# Start of Dataset records

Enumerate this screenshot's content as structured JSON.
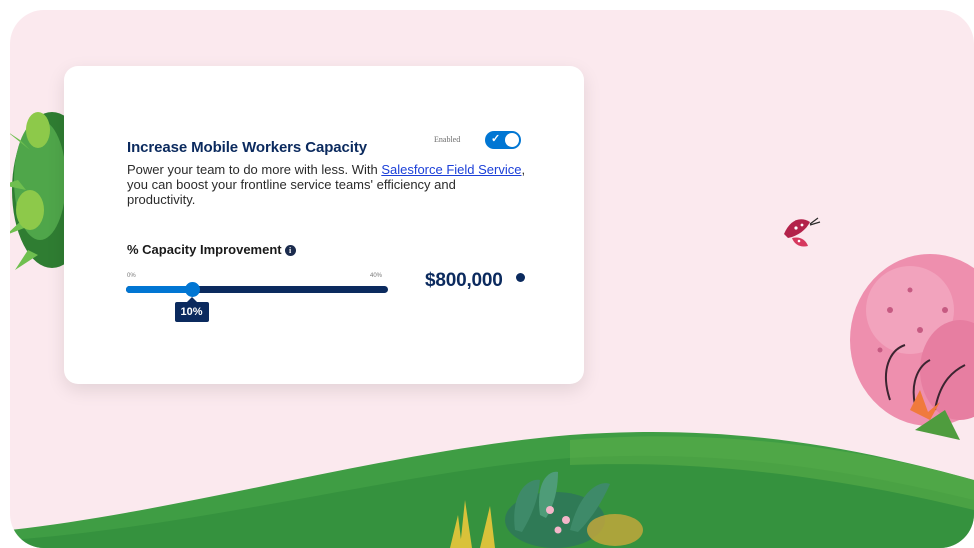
{
  "card": {
    "title": "Increase Mobile Workers Capacity",
    "toggle_label": "Enabled",
    "toggle_on": true,
    "description_before": "Power your team to do more with less. With ",
    "description_link": "Salesforce Field Service",
    "description_after": ", you can boost your frontline service teams' efficiency and productivity.",
    "slider": {
      "label": "% Capacity Improvement",
      "min_label": "0%",
      "max_label": "40%",
      "min": 0,
      "max": 40,
      "value": 10,
      "value_label": "10%"
    },
    "amount": "$800,000"
  },
  "colors": {
    "background": "#fbe9ee",
    "primary_blue": "#0176d3",
    "navy": "#0b2a5e",
    "hill_green": "#3f9d44"
  },
  "icons": [
    "info-icon",
    "check-icon",
    "butterfly-icon"
  ]
}
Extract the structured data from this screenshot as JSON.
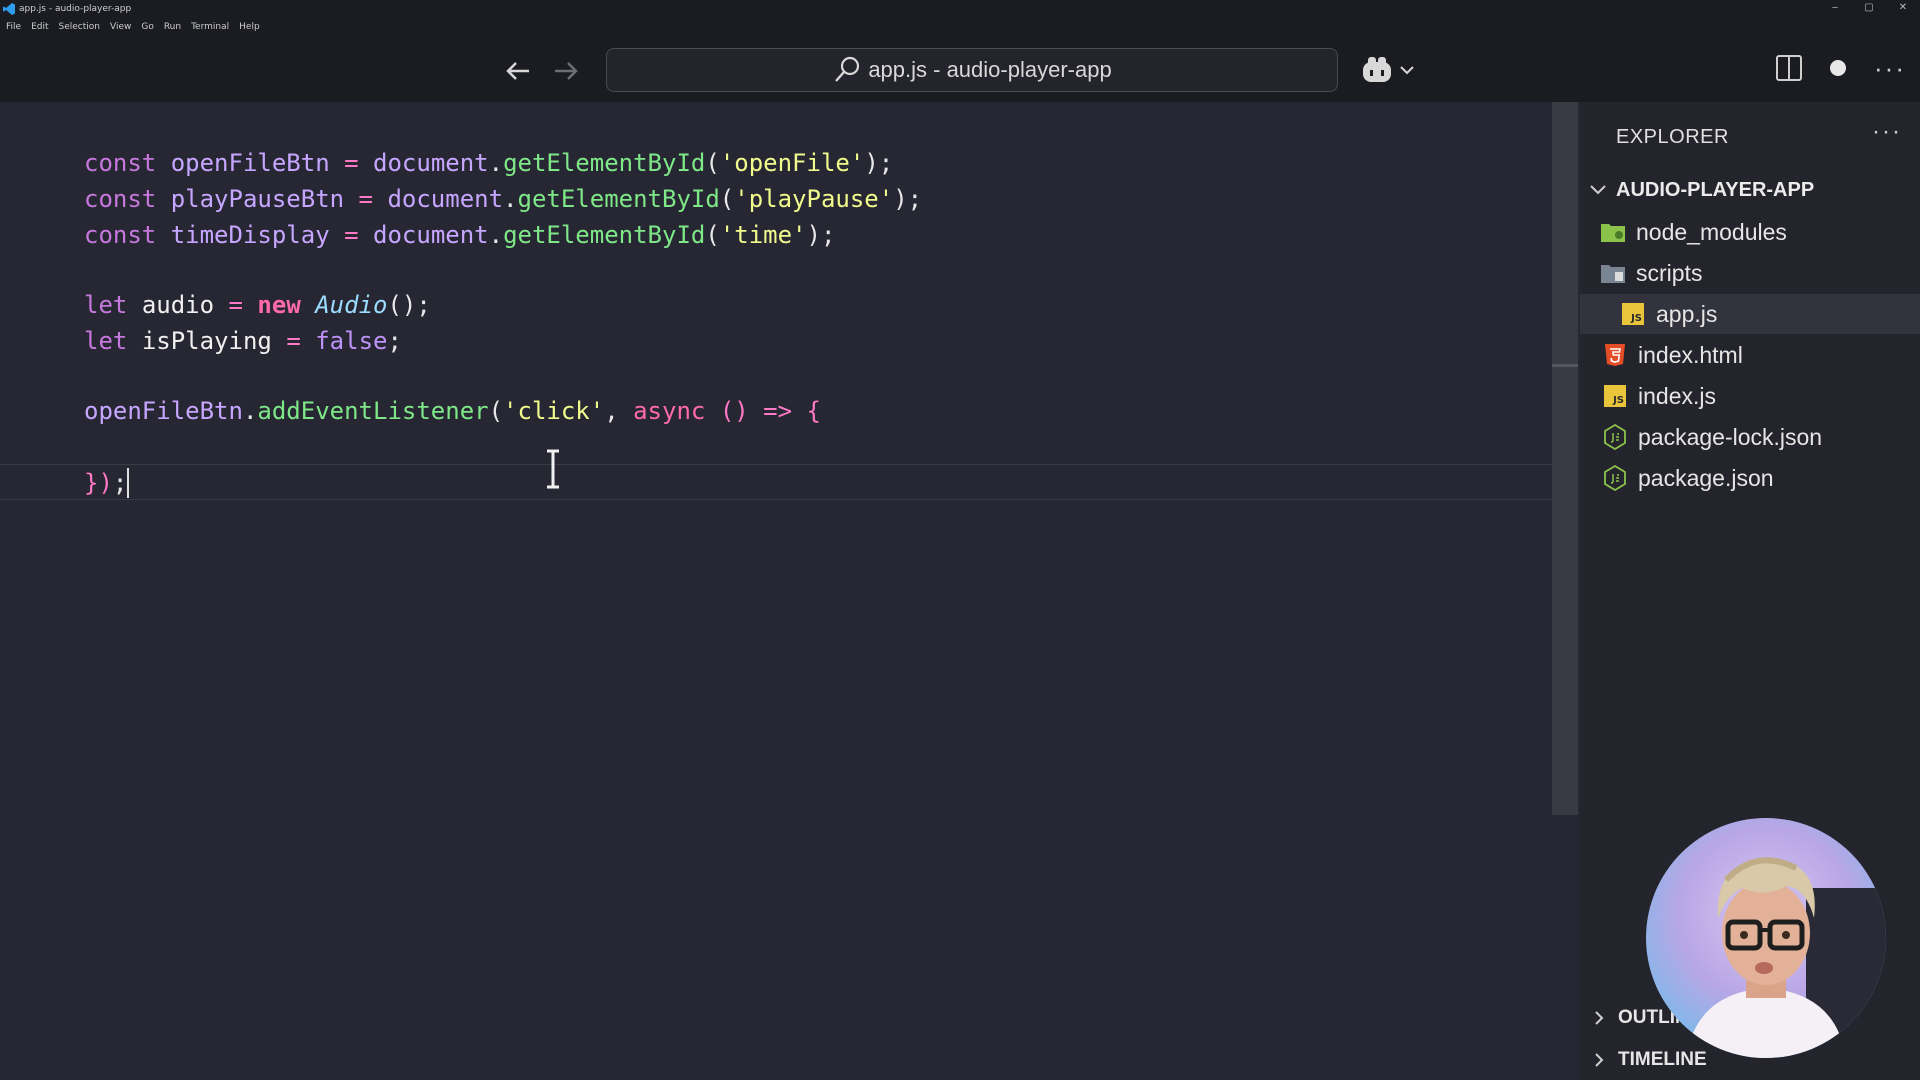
{
  "window": {
    "title": "app.js - audio-player-app",
    "controls": [
      "–",
      "▢",
      "✕"
    ]
  },
  "menu": [
    "File",
    "Edit",
    "Selection",
    "View",
    "Go",
    "Run",
    "Terminal",
    "Help"
  ],
  "toolbar": {
    "command_center_label": "app.js - audio-player-app"
  },
  "editor": {
    "lines": [
      [
        "const",
        "openFileBtn",
        "=",
        "document",
        ".",
        "getElementById",
        "(",
        "'openFile'",
        ");"
      ],
      [
        "const",
        "playPauseBtn",
        "=",
        "document",
        ".",
        "getElementById",
        "(",
        "'playPause'",
        ");"
      ],
      [
        "const",
        "timeDisplay",
        "=",
        "document",
        ".",
        "getElementById",
        "(",
        "'time'",
        ");"
      ],
      [
        "let",
        "audio",
        "=",
        "new",
        "Audio",
        "();"
      ],
      [
        "let",
        "isPlaying",
        "=",
        "false",
        ";"
      ],
      [
        "openFileBtn",
        ".",
        "addEventListener",
        "(",
        "'click'",
        ",",
        "async",
        "()",
        "=>",
        "{"
      ],
      [
        "})",
        ";"
      ]
    ]
  },
  "explorer": {
    "header": "EXPLORER",
    "root": "AUDIO-PLAYER-APP",
    "items": [
      {
        "label": "node_modules",
        "icon": "node-folder-icon"
      },
      {
        "label": "scripts",
        "icon": "scripts-folder-icon"
      },
      {
        "label": "app.js",
        "icon": "js-file-icon",
        "active": true
      },
      {
        "label": "index.html",
        "icon": "html5-file-icon"
      },
      {
        "label": "index.js",
        "icon": "js-file-icon"
      },
      {
        "label": "package-lock.json",
        "icon": "nodejs-file-icon"
      },
      {
        "label": "package.json",
        "icon": "nodejs-file-icon"
      }
    ],
    "js_badge": "JS",
    "sections": [
      "OUTLINE",
      "TIMELINE"
    ]
  },
  "colors": {
    "editor_bg": "#272733",
    "sidebar_bg": "#24242d",
    "keyword": "#c678dd",
    "function": "#7ee787",
    "string": "#f1fa8c"
  }
}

# End of Dataset records

▶ **Given problem**
Write the material out again exactly as it appears, dropping the pictures.

▶ **Problem solution**
Enumerate this screenshot's content as structured JSON.
{
  "card": {
    "title": "Increase Mobile Workers Capacity",
    "toggle_label": "Enabled",
    "toggle_on": true,
    "description_before": "Power your team to do more with less. With ",
    "description_link": "Salesforce Field Service",
    "description_after": ", you can boost your frontline service teams' efficiency and productivity.",
    "slider": {
      "label": "% Capacity Improvement",
      "min_label": "0%",
      "max_label": "40%",
      "min": 0,
      "max": 40,
      "value": 10,
      "value_label": "10%"
    },
    "amount": "$800,000"
  },
  "colors": {
    "background": "#fbe9ee",
    "primary_blue": "#0176d3",
    "navy": "#0b2a5e",
    "hill_green": "#3f9d44"
  },
  "icons": [
    "info-icon",
    "check-icon",
    "butterfly-icon"
  ]
}
Extract the structured data from this screenshot as JSON.
{
  "window": {
    "title": "app.js - audio-player-app",
    "controls": [
      "–",
      "▢",
      "✕"
    ]
  },
  "menu": [
    "File",
    "Edit",
    "Selection",
    "View",
    "Go",
    "Run",
    "Terminal",
    "Help"
  ],
  "toolbar": {
    "command_center_label": "app.js - audio-player-app"
  },
  "editor": {
    "lines": [
      [
        "const",
        "openFileBtn",
        "=",
        "document",
        ".",
        "getElementById",
        "(",
        "'openFile'",
        ");"
      ],
      [
        "const",
        "playPauseBtn",
        "=",
        "document",
        ".",
        "getElementById",
        "(",
        "'playPause'",
        ");"
      ],
      [
        "const",
        "timeDisplay",
        "=",
        "document",
        ".",
        "getElementById",
        "(",
        "'time'",
        ");"
      ],
      [
        "let",
        "audio",
        "=",
        "new",
        "Audio",
        "();"
      ],
      [
        "let",
        "isPlaying",
        "=",
        "false",
        ";"
      ],
      [
        "openFileBtn",
        ".",
        "addEventListener",
        "(",
        "'click'",
        ",",
        "async",
        "()",
        "=>",
        "{"
      ],
      [
        "})",
        ";"
      ]
    ]
  },
  "explorer": {
    "header": "EXPLORER",
    "root": "AUDIO-PLAYER-APP",
    "items": [
      {
        "label": "node_modules",
        "icon": "node-folder-icon"
      },
      {
        "label": "scripts",
        "icon": "scripts-folder-icon"
      },
      {
        "label": "app.js",
        "icon": "js-file-icon",
        "active": true
      },
      {
        "label": "index.html",
        "icon": "html5-file-icon"
      },
      {
        "label": "index.js",
        "icon": "js-file-icon"
      },
      {
        "label": "package-lock.json",
        "icon": "nodejs-file-icon"
      },
      {
        "label": "package.json",
        "icon": "nodejs-file-icon"
      }
    ],
    "js_badge": "JS",
    "sections": [
      "OUTLINE",
      "TIMELINE"
    ]
  },
  "colors": {
    "editor_bg": "#272733",
    "sidebar_bg": "#24242d",
    "keyword": "#c678dd",
    "function": "#7ee787",
    "string": "#f1fa8c"
  }
}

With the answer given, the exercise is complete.